▸ **Data**
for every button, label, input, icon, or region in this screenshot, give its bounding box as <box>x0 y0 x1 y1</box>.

--

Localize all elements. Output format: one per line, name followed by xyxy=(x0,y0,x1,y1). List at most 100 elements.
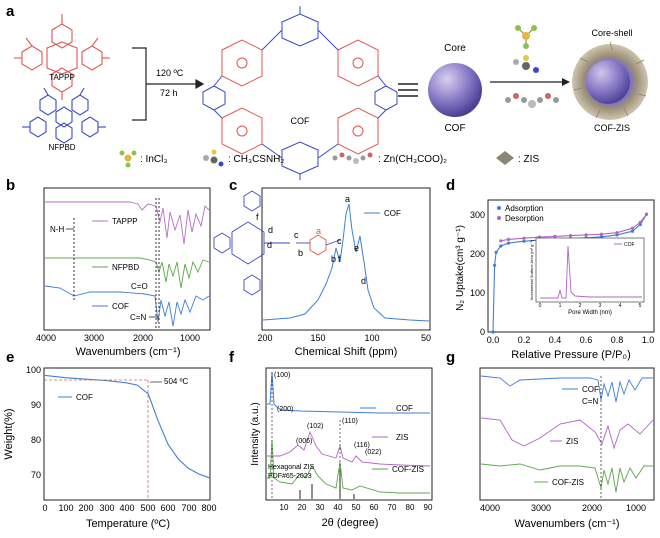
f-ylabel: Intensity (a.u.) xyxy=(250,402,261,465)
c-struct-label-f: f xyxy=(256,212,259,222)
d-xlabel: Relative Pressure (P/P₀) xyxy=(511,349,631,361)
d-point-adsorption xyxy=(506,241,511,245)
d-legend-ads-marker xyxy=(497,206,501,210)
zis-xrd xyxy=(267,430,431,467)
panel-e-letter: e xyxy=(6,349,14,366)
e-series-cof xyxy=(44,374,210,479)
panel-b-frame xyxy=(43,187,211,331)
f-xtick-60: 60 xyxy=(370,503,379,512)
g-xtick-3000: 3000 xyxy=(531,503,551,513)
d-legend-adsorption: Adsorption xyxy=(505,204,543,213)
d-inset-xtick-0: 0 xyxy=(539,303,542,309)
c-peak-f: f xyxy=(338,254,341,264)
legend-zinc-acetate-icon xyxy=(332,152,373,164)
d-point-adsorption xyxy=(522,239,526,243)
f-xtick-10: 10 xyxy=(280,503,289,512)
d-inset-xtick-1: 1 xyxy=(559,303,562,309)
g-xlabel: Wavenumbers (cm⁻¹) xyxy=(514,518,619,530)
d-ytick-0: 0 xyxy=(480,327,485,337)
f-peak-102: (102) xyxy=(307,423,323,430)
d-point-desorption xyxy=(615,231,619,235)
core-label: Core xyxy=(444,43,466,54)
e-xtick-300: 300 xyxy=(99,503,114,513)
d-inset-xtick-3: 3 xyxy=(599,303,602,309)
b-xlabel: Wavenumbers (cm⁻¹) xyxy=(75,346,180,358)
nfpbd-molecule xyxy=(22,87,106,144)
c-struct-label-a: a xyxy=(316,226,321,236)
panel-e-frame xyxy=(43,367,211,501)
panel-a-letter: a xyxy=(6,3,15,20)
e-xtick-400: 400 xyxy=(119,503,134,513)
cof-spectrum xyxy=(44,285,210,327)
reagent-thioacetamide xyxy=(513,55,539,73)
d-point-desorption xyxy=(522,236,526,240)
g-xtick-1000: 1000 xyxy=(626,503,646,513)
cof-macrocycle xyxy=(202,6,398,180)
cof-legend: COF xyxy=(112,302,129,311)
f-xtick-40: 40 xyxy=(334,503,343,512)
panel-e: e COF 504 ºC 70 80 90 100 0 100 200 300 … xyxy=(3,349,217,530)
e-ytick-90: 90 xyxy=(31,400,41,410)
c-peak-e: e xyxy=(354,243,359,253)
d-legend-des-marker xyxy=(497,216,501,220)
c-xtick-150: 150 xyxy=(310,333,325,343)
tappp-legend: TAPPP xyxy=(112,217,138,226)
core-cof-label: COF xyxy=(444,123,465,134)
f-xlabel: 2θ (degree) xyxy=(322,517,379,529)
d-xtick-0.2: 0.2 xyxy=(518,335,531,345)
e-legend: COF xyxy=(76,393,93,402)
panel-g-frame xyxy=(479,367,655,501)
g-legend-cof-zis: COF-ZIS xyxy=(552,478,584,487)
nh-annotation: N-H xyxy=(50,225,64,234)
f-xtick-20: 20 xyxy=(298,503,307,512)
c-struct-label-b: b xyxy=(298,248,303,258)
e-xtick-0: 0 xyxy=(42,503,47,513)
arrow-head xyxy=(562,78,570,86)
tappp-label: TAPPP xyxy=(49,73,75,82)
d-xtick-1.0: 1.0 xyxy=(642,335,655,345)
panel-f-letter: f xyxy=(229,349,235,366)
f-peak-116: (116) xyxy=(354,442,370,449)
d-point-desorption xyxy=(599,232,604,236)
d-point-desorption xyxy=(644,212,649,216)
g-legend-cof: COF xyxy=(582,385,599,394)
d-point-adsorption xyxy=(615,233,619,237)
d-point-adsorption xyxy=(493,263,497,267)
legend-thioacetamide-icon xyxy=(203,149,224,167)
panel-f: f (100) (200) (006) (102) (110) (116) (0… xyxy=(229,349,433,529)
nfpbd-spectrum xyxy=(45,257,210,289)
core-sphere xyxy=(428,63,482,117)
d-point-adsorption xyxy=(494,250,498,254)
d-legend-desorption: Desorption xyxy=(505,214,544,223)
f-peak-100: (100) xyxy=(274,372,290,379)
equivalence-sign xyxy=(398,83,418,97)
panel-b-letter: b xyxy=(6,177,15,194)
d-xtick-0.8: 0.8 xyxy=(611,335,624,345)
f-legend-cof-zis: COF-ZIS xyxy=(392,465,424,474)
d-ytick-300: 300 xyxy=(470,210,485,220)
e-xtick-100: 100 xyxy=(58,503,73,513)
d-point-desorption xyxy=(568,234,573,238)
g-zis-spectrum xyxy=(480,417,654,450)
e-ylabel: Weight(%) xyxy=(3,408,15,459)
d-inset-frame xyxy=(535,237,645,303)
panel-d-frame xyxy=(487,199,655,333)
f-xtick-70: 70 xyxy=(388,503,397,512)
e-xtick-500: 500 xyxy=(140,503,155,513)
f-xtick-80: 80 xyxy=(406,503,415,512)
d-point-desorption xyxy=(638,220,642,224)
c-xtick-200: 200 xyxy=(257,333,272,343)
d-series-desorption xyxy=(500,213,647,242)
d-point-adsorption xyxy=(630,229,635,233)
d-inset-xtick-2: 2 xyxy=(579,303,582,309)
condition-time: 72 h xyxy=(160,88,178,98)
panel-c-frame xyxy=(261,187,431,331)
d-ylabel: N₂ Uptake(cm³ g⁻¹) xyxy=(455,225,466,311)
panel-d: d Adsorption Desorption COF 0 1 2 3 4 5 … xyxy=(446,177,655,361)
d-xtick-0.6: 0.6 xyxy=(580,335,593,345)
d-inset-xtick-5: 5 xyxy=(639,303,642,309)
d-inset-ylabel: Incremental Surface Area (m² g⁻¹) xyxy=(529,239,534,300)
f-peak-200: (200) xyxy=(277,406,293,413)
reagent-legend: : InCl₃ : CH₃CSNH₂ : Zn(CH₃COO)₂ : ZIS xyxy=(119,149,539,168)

...

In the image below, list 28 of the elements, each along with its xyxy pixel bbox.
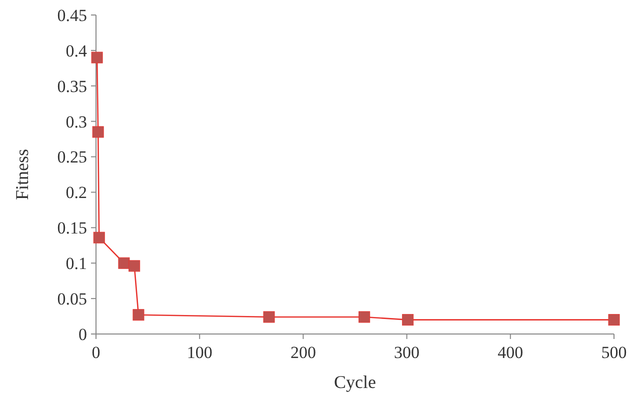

▸ **Prompt**
In the stretch from the line containing "Localize all elements." through the line containing "d-xlabel: Relative Pressure", change "Intensity" to "Signal" and leave every other part of those lines as it is. Give only those lines, without the picture.

▸ **Result for this exercise**
Localize all elements. Output format: one per line, name followed by xyxy=(x0,y0,x1,y1). List at most 100 elements.
f-ylabel: Signal (a.u.) xyxy=(250,402,261,465)
c-struct-label-f: f xyxy=(256,212,259,222)
d-xlabel: Relative Pressure (P/P₀) xyxy=(511,349,631,361)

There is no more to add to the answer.